### What is being asked:
Whenever a line below holds the word "qiangguocn", copy that line.

[Collected data]
----

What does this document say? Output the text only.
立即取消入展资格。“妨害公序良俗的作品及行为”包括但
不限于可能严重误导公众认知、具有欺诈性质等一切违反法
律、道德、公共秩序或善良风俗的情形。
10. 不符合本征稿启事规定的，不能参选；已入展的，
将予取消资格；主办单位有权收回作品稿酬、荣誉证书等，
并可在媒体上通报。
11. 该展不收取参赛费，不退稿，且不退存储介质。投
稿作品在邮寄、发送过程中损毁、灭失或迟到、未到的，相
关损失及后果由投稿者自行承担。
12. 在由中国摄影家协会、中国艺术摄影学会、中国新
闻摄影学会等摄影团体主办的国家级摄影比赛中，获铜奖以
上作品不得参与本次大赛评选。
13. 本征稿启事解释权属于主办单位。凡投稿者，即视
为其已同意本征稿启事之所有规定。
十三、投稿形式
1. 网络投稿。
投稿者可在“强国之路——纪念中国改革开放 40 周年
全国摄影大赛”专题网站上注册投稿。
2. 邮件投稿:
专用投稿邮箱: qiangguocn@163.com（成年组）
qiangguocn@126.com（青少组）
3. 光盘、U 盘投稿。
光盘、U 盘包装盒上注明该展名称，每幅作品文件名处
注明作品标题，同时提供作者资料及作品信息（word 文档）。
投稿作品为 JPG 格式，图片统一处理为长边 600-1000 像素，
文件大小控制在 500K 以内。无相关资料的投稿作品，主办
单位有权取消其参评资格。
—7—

----

### Finished exercise:
专用投稿邮箱: qiangguocn@163.com（成年组）
qiangguocn@126.com（青少组）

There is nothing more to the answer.